**Written problem:**
Identify every line in the records below that contains the word "priuštiti", and reproduce each one.

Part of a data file
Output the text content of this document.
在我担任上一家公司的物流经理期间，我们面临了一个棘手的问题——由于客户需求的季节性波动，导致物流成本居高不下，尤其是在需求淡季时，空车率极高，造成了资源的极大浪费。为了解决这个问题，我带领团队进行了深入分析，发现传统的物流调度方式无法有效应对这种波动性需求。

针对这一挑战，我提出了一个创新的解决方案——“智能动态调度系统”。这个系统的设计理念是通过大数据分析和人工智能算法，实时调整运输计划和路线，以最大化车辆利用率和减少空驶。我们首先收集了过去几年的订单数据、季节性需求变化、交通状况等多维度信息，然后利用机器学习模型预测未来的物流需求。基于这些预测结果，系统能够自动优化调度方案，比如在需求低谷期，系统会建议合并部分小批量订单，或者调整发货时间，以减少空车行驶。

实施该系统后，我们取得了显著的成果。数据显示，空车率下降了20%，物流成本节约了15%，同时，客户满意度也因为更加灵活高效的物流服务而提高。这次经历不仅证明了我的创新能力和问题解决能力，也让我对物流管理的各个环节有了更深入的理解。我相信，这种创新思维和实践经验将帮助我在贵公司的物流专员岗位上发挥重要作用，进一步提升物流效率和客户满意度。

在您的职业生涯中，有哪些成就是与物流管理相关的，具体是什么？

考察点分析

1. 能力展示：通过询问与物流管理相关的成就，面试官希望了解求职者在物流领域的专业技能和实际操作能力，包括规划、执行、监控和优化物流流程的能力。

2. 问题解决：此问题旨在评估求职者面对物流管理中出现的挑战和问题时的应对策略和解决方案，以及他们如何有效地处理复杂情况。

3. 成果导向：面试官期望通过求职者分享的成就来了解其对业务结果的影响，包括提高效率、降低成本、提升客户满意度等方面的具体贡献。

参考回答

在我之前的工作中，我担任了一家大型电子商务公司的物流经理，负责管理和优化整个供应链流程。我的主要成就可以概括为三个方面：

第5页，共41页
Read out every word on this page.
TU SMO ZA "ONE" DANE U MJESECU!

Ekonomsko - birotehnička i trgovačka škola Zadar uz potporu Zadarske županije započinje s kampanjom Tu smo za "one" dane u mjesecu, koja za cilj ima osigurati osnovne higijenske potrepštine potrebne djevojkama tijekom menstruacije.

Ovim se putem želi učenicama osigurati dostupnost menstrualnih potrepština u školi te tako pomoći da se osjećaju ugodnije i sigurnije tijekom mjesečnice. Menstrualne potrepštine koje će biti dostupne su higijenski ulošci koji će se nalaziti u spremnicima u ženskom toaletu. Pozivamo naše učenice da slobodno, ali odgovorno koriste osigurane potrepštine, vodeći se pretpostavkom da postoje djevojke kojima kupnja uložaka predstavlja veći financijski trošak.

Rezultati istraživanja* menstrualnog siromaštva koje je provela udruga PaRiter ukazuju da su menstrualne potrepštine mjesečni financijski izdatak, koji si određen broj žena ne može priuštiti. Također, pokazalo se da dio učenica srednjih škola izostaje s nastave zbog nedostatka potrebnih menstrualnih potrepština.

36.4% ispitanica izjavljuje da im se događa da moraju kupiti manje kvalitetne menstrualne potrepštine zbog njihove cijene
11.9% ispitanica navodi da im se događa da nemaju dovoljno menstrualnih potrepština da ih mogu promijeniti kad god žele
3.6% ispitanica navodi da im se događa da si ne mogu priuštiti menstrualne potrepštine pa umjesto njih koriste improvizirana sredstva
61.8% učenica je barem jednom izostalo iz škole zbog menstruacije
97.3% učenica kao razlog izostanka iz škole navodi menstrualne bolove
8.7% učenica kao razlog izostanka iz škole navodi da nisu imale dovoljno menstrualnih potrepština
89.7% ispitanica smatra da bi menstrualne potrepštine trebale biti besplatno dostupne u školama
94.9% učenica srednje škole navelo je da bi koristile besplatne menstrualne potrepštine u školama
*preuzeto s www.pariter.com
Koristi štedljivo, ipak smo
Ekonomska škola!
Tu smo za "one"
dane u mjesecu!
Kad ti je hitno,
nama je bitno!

--

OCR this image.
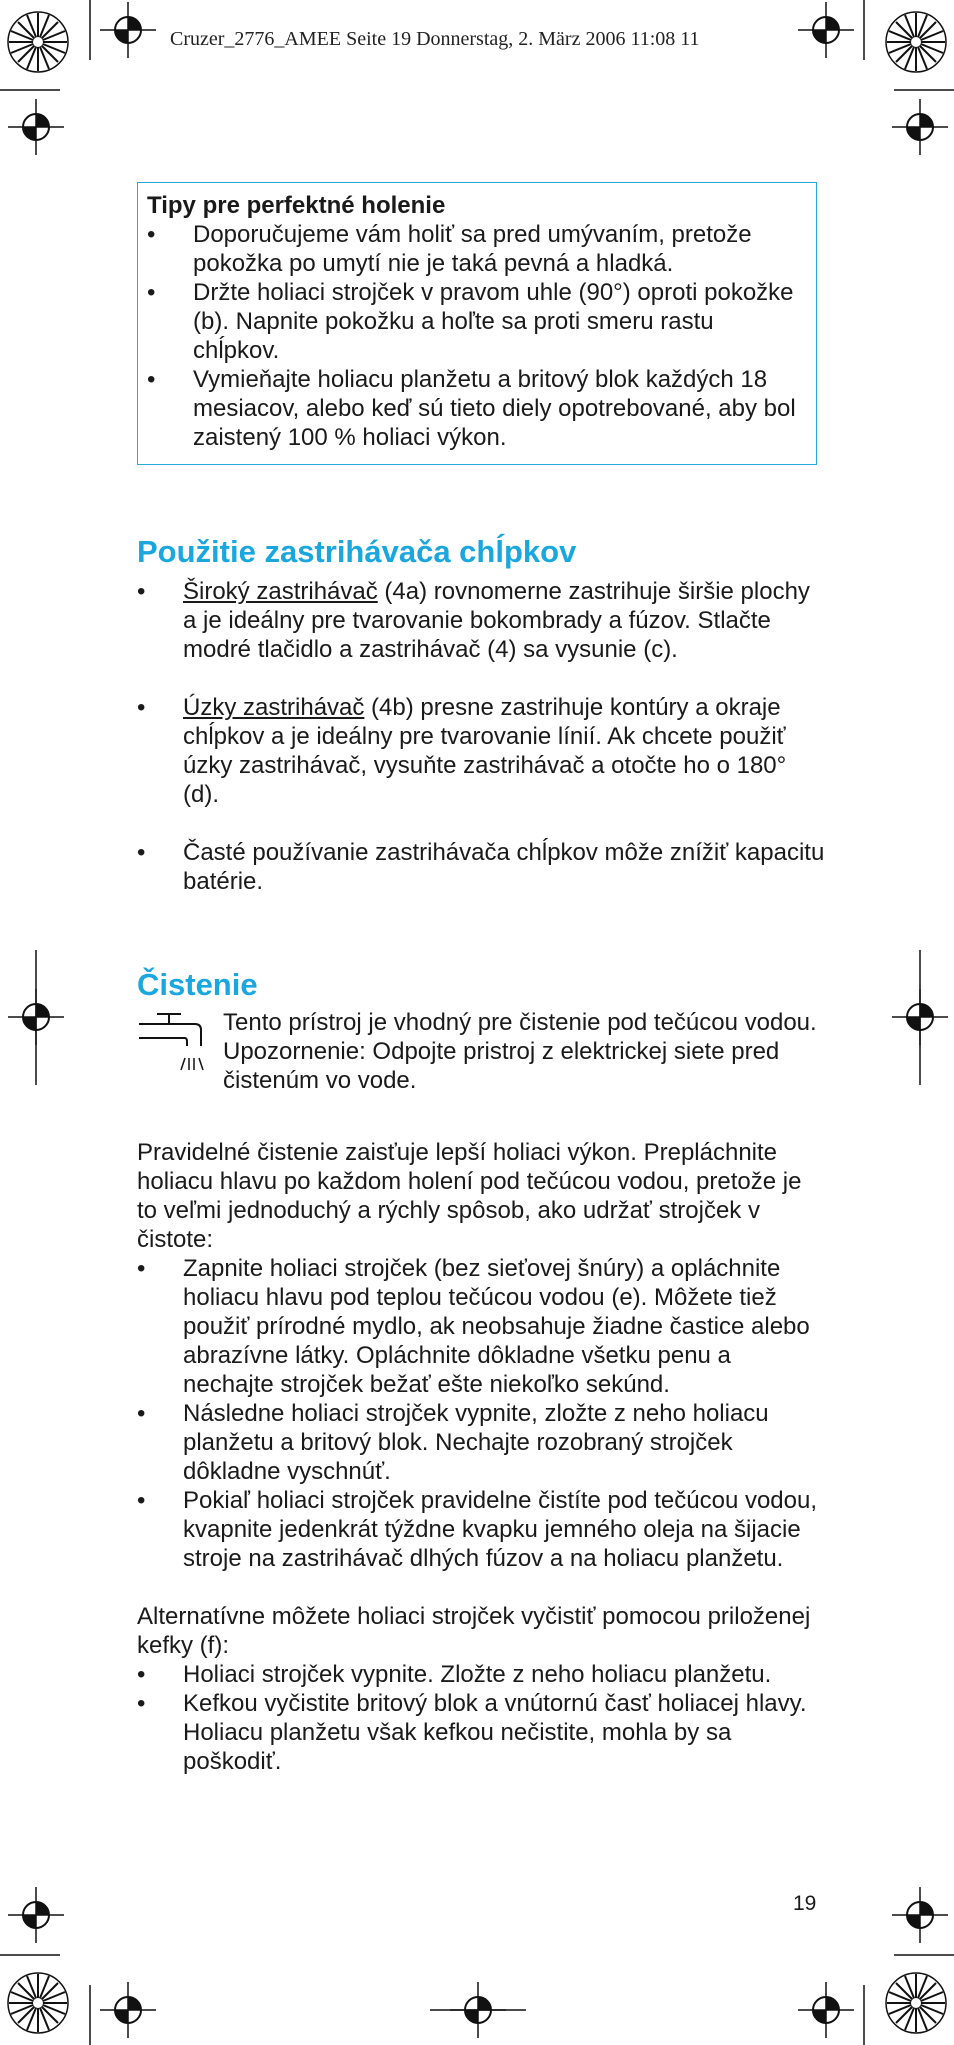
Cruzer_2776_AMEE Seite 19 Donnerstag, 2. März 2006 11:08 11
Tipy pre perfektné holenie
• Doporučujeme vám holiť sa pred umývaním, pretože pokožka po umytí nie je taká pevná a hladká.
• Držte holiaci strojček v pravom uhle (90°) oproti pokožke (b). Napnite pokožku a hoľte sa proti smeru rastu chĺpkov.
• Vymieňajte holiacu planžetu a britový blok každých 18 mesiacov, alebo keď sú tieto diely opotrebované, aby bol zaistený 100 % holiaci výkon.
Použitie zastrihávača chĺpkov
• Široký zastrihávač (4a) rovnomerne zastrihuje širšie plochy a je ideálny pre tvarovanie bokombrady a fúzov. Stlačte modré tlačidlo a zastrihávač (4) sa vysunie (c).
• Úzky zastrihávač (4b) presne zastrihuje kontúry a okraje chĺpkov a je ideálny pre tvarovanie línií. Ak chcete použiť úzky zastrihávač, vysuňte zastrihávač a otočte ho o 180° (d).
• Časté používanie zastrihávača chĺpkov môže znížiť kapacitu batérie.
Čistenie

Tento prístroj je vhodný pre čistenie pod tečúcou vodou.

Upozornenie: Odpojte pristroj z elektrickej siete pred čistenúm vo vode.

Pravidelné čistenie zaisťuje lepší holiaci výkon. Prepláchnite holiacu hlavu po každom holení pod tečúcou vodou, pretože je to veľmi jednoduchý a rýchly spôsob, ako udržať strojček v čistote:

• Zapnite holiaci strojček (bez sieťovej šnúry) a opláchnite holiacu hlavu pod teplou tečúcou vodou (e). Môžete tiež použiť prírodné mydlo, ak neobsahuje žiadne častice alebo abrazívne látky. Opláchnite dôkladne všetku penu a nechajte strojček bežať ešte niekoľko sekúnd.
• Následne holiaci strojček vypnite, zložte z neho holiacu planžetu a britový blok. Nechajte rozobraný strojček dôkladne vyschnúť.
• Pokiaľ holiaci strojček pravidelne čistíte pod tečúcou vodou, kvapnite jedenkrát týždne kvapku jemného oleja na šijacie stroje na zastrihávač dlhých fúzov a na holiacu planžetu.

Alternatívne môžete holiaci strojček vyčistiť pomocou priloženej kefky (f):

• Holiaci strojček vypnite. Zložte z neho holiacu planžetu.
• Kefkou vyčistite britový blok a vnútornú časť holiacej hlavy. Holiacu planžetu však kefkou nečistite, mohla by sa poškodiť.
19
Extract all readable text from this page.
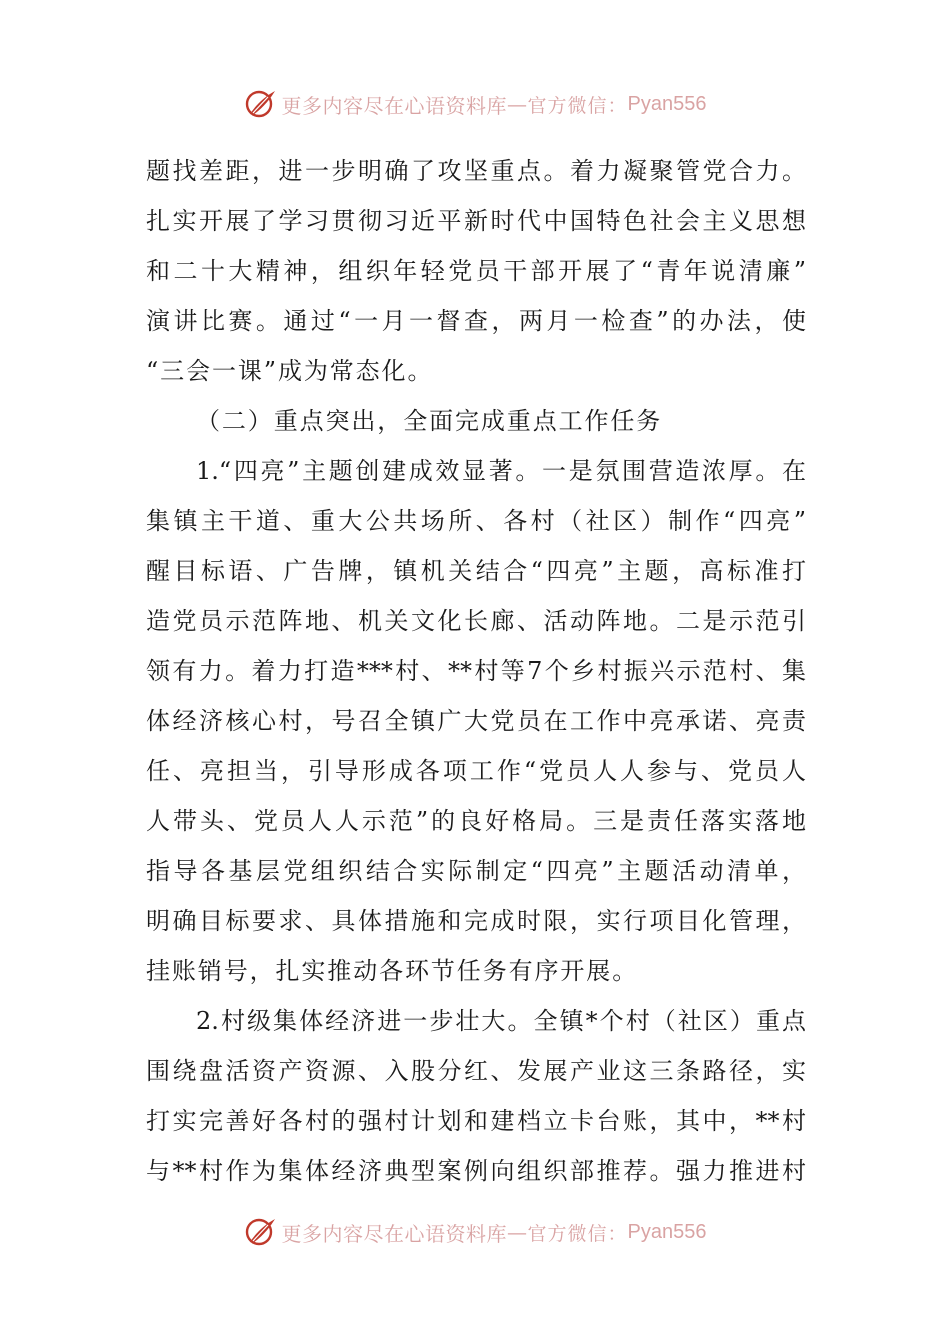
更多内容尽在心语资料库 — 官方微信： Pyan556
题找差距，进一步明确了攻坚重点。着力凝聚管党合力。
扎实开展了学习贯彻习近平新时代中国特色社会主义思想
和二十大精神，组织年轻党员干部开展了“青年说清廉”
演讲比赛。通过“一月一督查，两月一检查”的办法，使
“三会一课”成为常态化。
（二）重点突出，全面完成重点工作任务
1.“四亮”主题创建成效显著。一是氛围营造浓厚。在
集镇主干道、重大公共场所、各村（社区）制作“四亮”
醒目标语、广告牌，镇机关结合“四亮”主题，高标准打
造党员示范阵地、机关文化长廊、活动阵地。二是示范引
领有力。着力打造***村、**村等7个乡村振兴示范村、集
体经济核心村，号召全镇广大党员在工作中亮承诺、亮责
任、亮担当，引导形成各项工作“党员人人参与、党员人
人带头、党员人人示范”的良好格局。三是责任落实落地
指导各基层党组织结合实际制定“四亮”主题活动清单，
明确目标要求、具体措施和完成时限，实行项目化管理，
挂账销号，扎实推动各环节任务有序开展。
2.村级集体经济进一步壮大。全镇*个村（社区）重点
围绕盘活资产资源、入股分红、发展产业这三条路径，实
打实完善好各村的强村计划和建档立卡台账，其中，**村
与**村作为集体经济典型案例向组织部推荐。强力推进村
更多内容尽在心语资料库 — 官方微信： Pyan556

**Result of the task:**
Rezultati istraživanja* menstrualnog siromaštva koje je provela udruga PaRiter ukazuju da su menstrualne potrepštine mjesečni financijski izdatak, koji si određen broj žena ne može priuštiti. Također, pokazalo se da dio učenica srednjih škola izostaje s nastave zbog nedostatka potrebnih menstrualnih potrepština.
3.6% ispitanica navodi da im se događa da si ne mogu priuštiti menstrualne potrepštine pa umjesto njih koriste improvizirana sredstva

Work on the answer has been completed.